WHAT THE EXERCISE ASKS
Extract all of the entries and set them down verbatim.

[Data items]
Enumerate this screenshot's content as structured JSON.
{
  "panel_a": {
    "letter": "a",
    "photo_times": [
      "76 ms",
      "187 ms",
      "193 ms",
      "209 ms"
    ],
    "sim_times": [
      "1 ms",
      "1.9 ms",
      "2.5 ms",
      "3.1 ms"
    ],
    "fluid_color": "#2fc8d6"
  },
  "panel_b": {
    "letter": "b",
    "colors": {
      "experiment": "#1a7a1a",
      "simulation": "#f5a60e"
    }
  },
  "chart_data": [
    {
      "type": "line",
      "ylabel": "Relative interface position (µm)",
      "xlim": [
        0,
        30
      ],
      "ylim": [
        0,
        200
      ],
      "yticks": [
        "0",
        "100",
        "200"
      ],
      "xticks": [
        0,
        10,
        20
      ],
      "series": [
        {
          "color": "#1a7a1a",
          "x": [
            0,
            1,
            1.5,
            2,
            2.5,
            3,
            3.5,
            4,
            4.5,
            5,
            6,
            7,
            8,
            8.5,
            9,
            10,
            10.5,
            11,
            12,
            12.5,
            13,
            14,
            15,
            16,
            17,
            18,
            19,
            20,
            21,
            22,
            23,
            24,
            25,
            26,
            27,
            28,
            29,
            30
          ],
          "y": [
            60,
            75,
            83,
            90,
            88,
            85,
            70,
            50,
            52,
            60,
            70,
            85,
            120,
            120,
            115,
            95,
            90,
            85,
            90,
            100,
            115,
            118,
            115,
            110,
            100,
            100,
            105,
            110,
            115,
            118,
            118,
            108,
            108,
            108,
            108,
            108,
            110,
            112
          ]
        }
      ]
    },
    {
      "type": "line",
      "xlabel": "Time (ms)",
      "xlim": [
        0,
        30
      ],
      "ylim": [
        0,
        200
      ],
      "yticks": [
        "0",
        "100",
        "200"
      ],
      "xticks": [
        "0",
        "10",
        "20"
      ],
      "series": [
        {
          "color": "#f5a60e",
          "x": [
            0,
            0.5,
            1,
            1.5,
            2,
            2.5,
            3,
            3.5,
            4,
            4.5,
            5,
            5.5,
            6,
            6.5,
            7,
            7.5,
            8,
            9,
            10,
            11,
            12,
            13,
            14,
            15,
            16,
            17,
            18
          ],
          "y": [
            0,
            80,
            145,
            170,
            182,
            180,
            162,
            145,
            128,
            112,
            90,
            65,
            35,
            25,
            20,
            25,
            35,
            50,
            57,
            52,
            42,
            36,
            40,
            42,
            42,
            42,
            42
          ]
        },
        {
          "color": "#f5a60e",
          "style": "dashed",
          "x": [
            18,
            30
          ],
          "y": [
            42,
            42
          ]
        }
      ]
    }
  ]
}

CORRECT RESULT
Enumerate this screenshot's content as structured JSON.
{
  "panel_a": {
    "letter": "a",
    "photo_times": [
      "76 ms",
      "187 ms",
      "193 ms",
      "209 ms"
    ],
    "sim_times": [
      "1 ms",
      "1.9 ms",
      "2.5 ms",
      "3.1 ms"
    ],
    "fluid_color": "#2fc8d6"
  },
  "panel_b": {
    "letter": "b",
    "colors": {
      "experiment": "#1a7a1a",
      "simulation": "#f5a60e"
    }
  },
  "chart_data": [
    {
      "type": "line",
      "ylabel": "Relative interface position (µm)",
      "xlim": [
        0,
        30
      ],
      "ylim": [
        0,
        200
      ],
      "yticks": [
        "0",
        "100",
        "200"
      ],
      "xticks": [
        0,
        10,
        20
      ],
      "series": [
        {
          "color": "#1a7a1a",
          "x": [
            0,
            1,
            1.5,
            2,
            2.5,
            3,
            3.5,
            4,
            4.5,
            5,
            6,
            7,
            8,
            8.5,
            9,
            10,
            10.5,
            11,
            12,
            12.5,
            13,
            14,
            15,
            16,
            17,
            18,
            19,
            20,
            21,
            22,
            23,
            24,
            25,
            26,
            27,
            28,
            29,
            30
          ],
          "y": [
            60,
            75,
            83,
            90,
            88,
            85,
            70,
            50,
            52,
            60,
            70,
            85,
            120,
            120,
            115,
            95,
            90,
            85,
            90,
            100,
            115,
            118,
            115,
            110,
            100,
            100,
            105,
            110,
            115,
            118,
            118,
            108,
            108,
            108,
            108,
            108,
            110,
            112
          ]
        }
      ]
    },
    {
      "type": "line",
      "xlabel": "Time (ms)",
      "xlim": [
        0,
        30
      ],
      "ylim": [
        0,
        200
      ],
      "yticks": [
        "0",
        "100",
        "200"
      ],
      "xticks": [
        "0",
        "10",
        "20"
      ],
      "series": [
        {
          "color": "#f5a60e",
          "x": [
            0,
            0.5,
            1,
            1.5,
            2,
            2.5,
            3,
            3.5,
            4,
            4.5,
            5,
            5.5,
            6,
            6.5,
            7,
            7.5,
            8,
            9,
            10,
            11,
            12,
            13,
            14,
            15,
            16,
            17,
            18
          ],
          "y": [
            0,
            80,
            145,
            170,
            182,
            180,
            162,
            145,
            128,
            112,
            90,
            65,
            35,
            25,
            20,
            25,
            35,
            50,
            57,
            52,
            42,
            36,
            40,
            42,
            42,
            42,
            42
          ]
        },
        {
          "color": "#f5a60e",
          "style": "dashed",
          "x": [
            18,
            30
          ],
          "y": [
            42,
            42
          ]
        }
      ]
    }
  ]
}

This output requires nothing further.